#### MATERIAL SHOWN:
--

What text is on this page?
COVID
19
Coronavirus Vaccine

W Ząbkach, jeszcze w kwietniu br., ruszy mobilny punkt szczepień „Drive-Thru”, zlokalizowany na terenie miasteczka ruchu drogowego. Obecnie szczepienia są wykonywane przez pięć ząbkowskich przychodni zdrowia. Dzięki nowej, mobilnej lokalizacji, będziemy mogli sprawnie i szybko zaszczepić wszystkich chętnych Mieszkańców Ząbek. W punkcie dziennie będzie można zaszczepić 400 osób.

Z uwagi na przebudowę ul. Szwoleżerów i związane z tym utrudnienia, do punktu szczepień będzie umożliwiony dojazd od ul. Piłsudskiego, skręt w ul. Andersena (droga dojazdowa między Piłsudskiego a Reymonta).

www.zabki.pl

--

#### WORK REQUEST:
Transcribe the whole listing with nothing added or left out.

#### SOLUTION TO THIS EXERCISE:
What text is on this page?
COVID
19
Coronavirus Vaccine

W Ząbkach, jeszcze w kwietniu br., ruszy mobilny punkt szczepień „Drive-Thru”, zlokalizowany na terenie miasteczka ruchu drogowego. Obecnie szczepienia są wykonywane przez pięć ząbkowskich przychodni zdrowia. Dzięki nowej, mobilnej lokalizacji, będziemy mogli sprawnie i szybko zaszczepić wszystkich chętnych Mieszkańców Ząbek. W punkcie dziennie będzie można zaszczepić 400 osób.

Z uwagi na przebudowę ul. Szwoleżerów i związane z tym utrudnienia, do punktu szczepień będzie umożliwiony dojazd od ul. Piłsudskiego, skręt w ul. Andersena (droga dojazdowa między Piłsudskiego a Reymonta).

www.zabki.pl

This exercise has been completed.